··· Information shown

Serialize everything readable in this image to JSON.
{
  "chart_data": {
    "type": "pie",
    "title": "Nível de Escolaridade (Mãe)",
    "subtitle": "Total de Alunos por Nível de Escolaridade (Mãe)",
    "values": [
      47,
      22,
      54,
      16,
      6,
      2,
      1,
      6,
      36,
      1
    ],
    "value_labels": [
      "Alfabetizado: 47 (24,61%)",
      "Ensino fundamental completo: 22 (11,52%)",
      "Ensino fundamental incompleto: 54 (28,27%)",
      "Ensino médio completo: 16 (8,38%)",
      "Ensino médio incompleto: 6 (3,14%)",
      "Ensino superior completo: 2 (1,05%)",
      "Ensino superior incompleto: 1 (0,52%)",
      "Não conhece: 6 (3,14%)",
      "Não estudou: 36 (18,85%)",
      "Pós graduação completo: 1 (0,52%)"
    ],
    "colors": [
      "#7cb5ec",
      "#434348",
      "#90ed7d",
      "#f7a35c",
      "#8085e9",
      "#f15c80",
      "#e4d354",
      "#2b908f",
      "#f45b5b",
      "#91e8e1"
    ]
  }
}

······

§ Task goal: From the listing above, collect each line in which the string "fundamental" appears.

§ Result:
      "Ensino fundamental completo: 22 (11,52%)",
      "Ensino fundamental incompleto: 54 (28,27%)",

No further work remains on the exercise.